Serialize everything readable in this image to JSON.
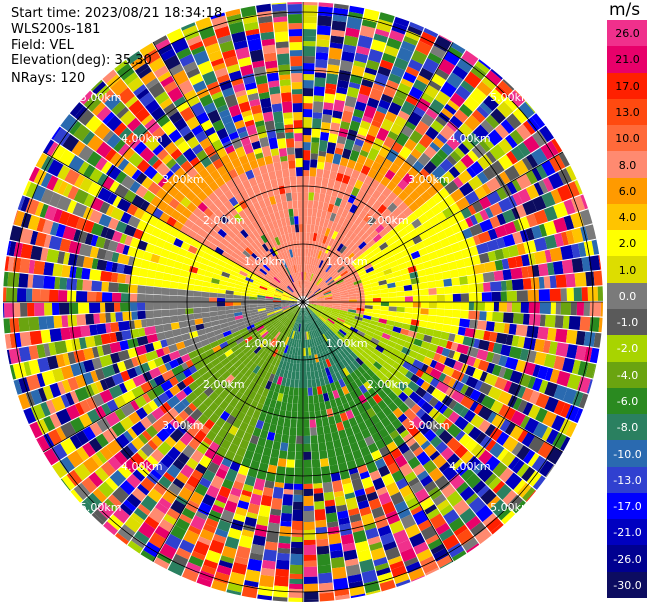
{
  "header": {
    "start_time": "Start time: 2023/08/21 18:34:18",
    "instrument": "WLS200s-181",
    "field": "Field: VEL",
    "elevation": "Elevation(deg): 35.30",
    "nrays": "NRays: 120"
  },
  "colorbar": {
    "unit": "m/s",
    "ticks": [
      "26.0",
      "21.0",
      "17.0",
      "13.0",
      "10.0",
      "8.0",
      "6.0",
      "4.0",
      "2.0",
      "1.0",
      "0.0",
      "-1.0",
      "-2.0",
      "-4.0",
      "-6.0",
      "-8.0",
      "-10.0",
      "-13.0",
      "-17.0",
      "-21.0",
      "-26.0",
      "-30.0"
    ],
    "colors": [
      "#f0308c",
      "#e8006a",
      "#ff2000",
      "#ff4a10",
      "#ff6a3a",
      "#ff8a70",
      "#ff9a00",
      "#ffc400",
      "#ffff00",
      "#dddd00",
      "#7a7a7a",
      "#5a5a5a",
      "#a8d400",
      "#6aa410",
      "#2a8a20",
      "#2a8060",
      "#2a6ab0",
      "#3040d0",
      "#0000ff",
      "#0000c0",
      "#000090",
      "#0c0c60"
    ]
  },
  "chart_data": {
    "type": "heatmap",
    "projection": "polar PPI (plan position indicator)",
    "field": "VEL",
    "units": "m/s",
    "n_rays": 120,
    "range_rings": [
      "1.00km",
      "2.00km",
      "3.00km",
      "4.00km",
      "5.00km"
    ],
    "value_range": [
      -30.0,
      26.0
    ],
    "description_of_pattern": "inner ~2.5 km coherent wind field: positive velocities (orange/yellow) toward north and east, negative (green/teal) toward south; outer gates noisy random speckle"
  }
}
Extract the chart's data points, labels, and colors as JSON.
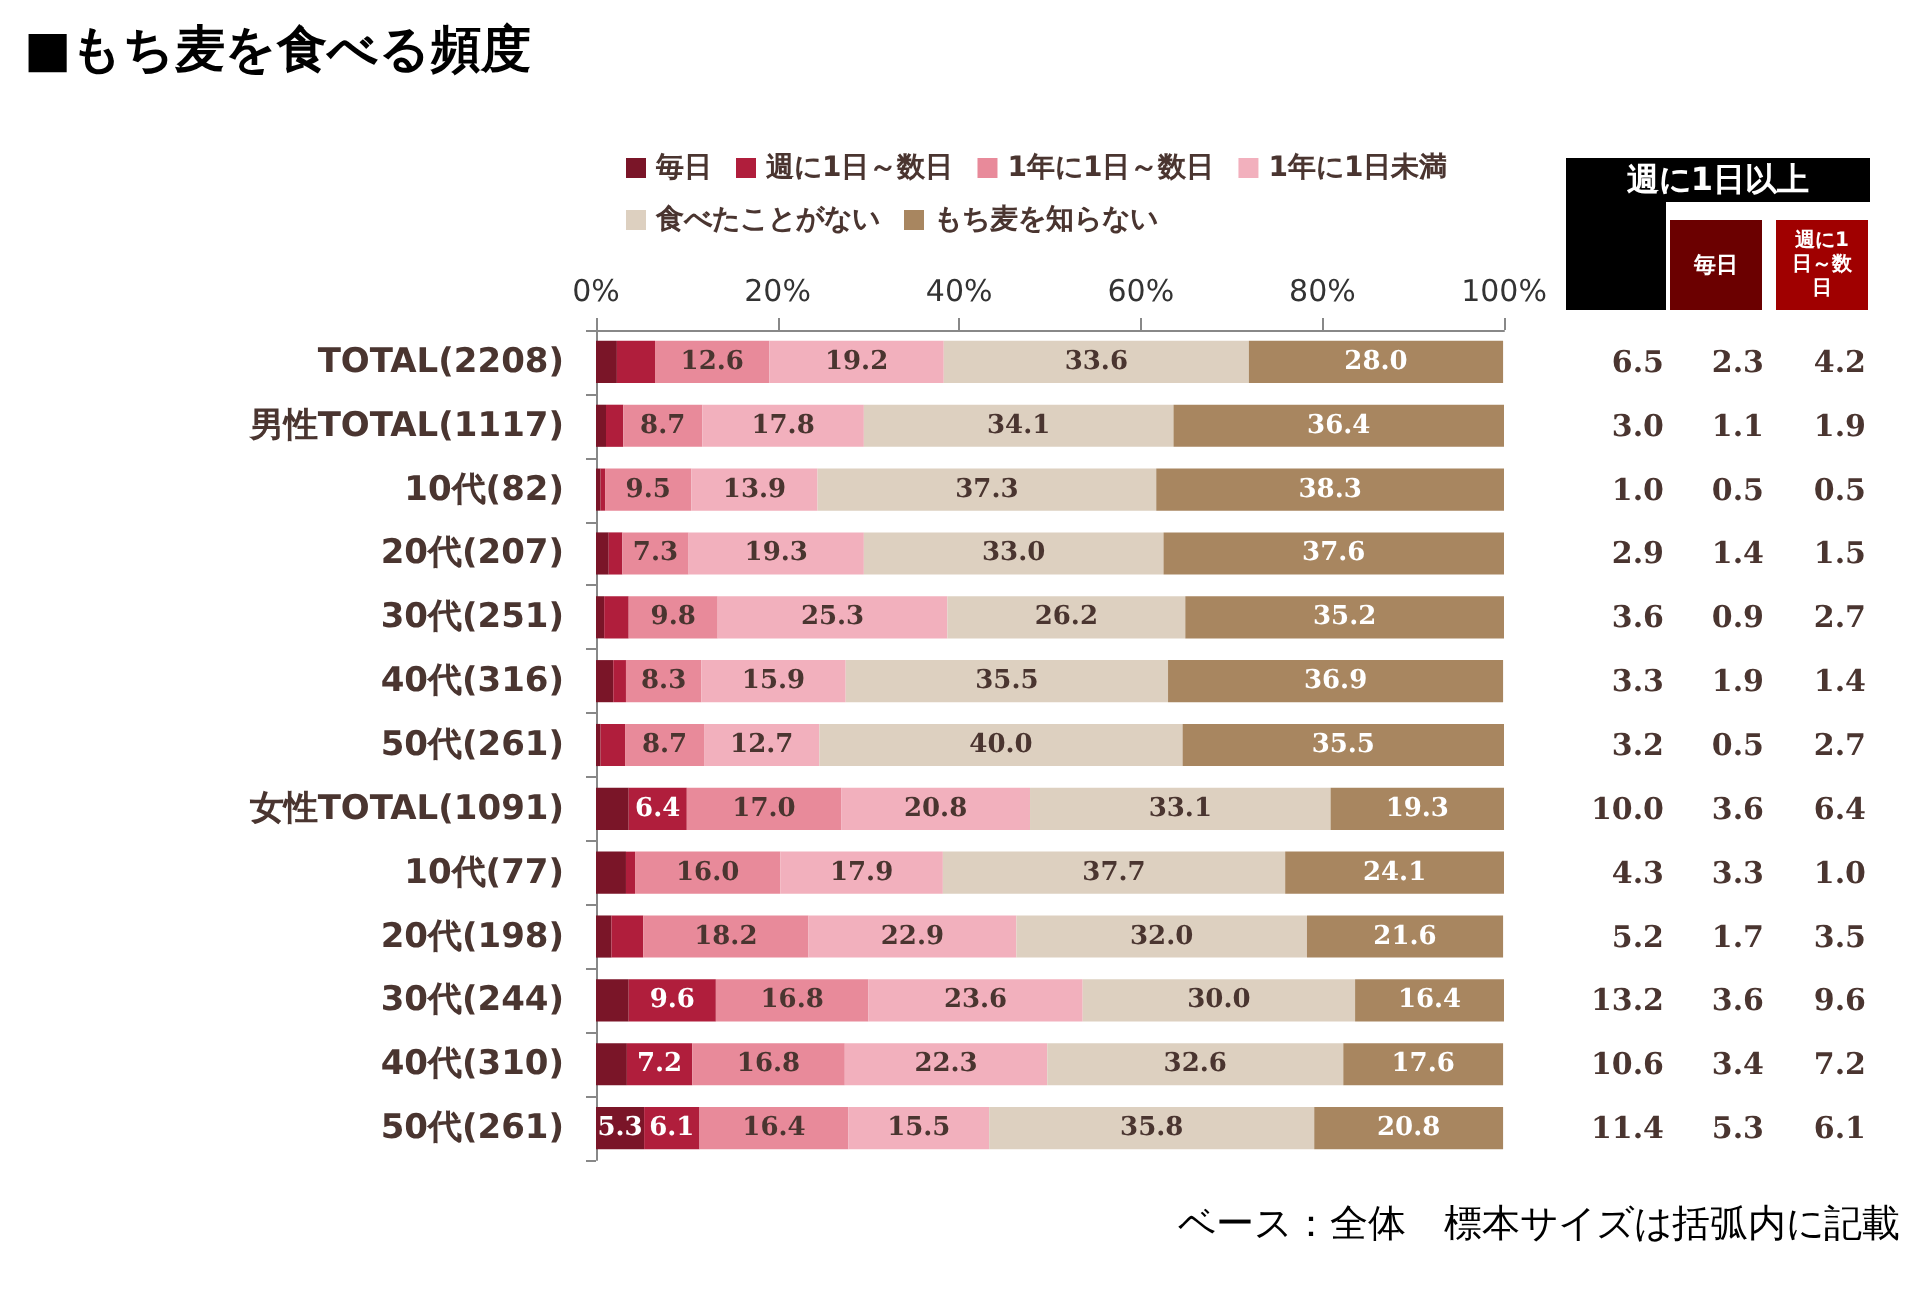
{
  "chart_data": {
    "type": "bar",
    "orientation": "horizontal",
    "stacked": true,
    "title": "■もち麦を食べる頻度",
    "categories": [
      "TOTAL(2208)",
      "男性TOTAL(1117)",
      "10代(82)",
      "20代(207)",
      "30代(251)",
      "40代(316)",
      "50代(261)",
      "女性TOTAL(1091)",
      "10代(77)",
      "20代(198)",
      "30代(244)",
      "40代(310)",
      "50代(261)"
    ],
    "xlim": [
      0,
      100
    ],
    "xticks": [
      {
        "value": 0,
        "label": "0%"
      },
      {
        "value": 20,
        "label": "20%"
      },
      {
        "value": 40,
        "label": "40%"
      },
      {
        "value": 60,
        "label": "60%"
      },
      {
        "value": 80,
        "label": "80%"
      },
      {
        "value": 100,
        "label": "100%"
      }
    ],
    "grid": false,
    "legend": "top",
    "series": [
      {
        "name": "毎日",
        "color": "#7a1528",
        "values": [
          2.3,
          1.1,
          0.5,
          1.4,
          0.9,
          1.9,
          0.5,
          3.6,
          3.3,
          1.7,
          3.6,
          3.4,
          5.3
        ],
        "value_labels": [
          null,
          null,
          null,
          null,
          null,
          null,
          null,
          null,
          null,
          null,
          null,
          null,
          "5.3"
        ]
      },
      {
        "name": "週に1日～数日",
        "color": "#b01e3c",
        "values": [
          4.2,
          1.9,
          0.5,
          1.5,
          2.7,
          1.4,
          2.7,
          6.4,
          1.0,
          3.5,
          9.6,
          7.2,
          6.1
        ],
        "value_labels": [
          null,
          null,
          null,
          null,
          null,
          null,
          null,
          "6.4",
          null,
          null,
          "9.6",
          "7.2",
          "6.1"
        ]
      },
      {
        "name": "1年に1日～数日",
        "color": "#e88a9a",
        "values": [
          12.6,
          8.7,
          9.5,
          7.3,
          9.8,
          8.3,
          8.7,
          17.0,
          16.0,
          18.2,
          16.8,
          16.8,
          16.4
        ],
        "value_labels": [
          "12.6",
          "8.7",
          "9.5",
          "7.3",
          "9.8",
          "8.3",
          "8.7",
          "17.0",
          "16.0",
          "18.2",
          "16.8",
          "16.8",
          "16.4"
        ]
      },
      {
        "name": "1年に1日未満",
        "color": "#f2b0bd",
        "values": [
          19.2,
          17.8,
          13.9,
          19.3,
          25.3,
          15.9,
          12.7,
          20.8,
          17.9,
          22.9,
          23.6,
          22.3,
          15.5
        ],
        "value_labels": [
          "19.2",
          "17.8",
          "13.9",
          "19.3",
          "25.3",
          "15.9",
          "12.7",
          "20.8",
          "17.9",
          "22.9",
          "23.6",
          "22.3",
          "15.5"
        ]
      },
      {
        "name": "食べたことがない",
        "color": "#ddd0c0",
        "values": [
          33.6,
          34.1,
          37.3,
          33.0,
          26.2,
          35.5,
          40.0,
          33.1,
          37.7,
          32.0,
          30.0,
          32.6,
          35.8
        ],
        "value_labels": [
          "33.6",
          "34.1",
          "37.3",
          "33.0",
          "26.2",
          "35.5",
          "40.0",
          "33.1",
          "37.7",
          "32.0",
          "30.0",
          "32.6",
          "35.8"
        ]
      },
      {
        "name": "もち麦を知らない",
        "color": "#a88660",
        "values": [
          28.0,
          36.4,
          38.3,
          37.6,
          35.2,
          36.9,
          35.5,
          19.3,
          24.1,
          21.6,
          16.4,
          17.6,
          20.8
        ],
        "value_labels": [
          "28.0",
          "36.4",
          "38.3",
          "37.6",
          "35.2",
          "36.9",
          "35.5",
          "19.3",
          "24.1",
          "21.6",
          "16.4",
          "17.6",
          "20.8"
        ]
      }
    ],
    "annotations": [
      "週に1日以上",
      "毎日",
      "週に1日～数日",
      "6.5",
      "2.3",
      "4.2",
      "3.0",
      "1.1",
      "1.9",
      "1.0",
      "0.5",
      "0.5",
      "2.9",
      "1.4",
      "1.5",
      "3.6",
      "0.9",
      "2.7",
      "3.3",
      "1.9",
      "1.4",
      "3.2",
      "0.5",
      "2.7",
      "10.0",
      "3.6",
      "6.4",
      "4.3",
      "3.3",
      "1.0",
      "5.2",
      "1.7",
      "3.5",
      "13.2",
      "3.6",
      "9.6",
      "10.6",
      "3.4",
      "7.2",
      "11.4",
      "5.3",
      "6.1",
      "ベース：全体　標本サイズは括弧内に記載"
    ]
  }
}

---

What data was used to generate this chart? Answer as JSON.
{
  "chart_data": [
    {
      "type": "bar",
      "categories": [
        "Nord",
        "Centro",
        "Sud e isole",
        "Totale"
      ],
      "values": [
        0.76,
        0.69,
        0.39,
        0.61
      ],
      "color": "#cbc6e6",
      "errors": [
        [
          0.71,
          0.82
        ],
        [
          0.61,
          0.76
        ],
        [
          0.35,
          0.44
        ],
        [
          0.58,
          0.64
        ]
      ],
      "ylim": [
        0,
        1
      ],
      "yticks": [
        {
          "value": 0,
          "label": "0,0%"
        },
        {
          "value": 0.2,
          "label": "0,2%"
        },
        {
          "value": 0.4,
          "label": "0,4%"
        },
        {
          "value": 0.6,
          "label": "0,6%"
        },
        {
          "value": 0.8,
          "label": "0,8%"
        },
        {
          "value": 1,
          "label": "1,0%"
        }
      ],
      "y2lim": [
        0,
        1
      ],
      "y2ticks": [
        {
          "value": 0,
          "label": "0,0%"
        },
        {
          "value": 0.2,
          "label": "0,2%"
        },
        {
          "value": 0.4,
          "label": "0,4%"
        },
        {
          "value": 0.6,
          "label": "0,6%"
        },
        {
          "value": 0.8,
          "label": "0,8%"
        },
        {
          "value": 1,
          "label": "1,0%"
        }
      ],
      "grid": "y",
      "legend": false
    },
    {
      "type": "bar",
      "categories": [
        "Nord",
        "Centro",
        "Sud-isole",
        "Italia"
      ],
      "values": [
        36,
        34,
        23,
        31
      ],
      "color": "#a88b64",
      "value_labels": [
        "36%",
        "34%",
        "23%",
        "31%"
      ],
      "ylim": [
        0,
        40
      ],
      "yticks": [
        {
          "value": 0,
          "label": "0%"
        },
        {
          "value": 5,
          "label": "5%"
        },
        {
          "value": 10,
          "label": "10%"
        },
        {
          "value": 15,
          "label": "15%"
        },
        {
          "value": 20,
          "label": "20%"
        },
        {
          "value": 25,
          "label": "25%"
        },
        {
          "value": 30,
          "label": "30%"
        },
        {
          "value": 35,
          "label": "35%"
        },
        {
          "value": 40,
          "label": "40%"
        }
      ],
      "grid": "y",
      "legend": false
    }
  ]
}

* * *

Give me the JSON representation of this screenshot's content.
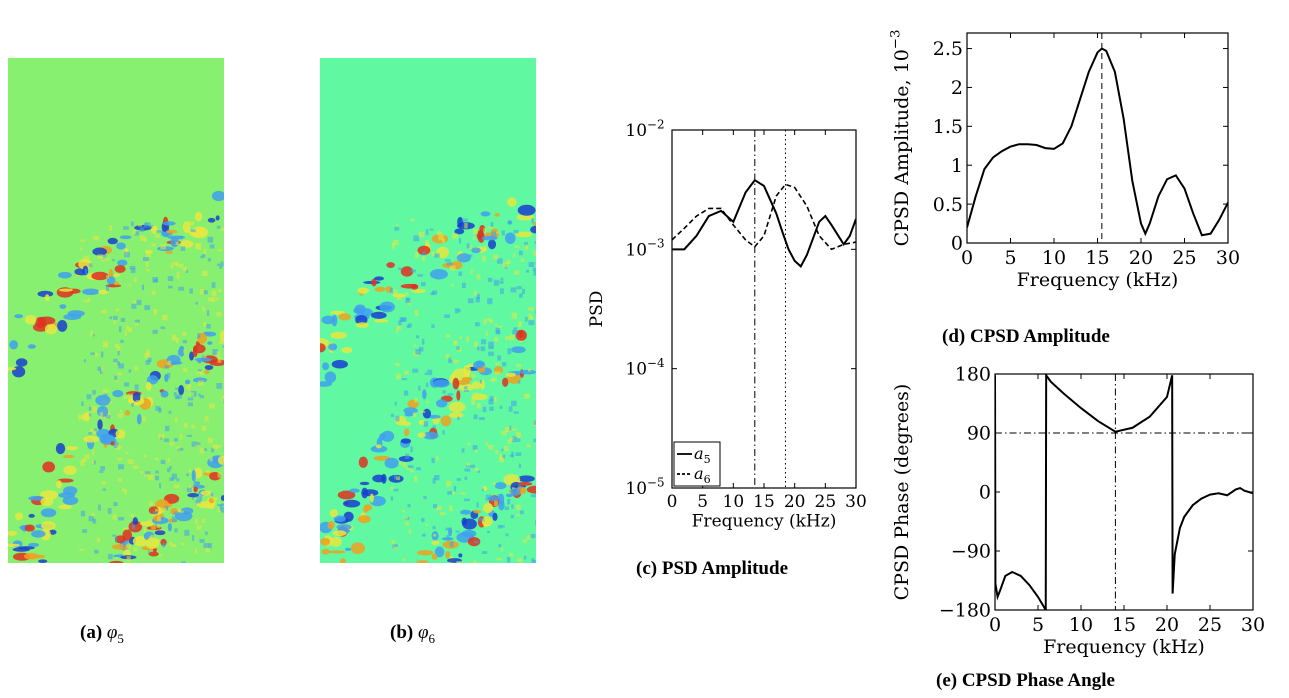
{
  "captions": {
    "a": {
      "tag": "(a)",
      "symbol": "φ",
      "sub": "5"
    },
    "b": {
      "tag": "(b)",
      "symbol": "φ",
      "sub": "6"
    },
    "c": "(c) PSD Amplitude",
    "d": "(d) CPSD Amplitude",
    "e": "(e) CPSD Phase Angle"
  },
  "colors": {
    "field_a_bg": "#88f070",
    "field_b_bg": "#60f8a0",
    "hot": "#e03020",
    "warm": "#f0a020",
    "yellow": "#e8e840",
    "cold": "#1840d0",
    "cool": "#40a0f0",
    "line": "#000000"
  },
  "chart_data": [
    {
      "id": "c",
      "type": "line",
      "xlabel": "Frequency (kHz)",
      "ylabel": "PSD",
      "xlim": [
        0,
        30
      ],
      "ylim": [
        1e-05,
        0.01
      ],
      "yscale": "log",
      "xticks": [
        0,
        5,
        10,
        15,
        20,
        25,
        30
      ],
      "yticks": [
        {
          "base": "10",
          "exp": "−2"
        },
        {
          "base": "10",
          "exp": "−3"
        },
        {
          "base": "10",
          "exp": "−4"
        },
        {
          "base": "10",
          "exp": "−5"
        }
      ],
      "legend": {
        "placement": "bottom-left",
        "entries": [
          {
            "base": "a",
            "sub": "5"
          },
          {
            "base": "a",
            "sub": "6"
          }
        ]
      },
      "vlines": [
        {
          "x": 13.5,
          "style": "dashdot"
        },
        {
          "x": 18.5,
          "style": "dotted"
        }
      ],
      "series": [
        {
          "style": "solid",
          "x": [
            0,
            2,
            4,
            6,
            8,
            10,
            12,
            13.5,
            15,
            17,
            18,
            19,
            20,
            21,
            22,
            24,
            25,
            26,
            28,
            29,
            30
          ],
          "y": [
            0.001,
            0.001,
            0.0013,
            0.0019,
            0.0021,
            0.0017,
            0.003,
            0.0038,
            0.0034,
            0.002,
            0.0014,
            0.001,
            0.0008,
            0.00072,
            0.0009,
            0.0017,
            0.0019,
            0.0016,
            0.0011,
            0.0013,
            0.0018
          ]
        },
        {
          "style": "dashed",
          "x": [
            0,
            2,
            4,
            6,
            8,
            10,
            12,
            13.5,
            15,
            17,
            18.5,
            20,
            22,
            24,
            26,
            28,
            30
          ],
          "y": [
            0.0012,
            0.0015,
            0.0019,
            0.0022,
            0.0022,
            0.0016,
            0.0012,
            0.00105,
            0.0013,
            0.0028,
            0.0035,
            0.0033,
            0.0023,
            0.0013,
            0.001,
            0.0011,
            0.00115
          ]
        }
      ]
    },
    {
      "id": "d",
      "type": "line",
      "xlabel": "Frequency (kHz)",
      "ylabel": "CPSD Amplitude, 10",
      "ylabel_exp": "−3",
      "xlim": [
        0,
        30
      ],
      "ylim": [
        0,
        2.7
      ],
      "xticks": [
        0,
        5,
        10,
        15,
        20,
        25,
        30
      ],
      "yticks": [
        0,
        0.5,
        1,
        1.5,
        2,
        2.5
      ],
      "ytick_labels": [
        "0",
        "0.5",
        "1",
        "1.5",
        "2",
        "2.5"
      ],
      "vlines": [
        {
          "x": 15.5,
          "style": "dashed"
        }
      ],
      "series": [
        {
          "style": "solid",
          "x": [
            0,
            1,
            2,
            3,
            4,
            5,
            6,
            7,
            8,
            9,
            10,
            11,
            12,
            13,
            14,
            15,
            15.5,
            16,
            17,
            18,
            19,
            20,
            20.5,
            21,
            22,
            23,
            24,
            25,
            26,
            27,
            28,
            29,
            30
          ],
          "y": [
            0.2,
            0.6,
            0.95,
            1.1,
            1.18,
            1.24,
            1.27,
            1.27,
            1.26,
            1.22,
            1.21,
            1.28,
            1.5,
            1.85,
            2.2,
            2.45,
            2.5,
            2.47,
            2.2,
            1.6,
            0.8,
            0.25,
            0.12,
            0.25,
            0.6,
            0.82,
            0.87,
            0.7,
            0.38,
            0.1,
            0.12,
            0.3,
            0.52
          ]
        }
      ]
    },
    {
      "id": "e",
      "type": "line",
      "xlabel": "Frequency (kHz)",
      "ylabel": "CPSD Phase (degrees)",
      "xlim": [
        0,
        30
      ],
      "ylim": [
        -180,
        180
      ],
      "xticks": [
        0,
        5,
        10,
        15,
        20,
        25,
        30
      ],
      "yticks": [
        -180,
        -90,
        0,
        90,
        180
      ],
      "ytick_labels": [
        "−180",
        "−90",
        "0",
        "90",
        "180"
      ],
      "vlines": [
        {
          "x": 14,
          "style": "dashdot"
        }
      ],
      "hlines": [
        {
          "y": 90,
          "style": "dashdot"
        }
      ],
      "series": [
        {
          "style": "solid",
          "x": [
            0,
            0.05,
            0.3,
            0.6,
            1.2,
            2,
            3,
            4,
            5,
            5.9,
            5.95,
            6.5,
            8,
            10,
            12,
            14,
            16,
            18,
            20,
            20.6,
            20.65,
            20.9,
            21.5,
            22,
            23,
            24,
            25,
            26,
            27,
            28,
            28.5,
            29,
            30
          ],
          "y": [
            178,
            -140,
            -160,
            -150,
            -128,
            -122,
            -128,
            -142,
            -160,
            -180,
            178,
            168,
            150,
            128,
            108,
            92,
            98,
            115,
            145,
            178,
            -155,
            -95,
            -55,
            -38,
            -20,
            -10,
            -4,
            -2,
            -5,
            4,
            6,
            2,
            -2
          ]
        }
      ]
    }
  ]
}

◆ **Exercise prompt**
Pull out all lines from the entries above that include the word "JSON".

◆ **Answer to this problem**
Serialize everything readable in this image to JSON.
Extract the chart's data points, labels, and colors as JSON.
What data was used to generate this chart? Answer as JSON.
Give me the JSON representation of this screenshot's content.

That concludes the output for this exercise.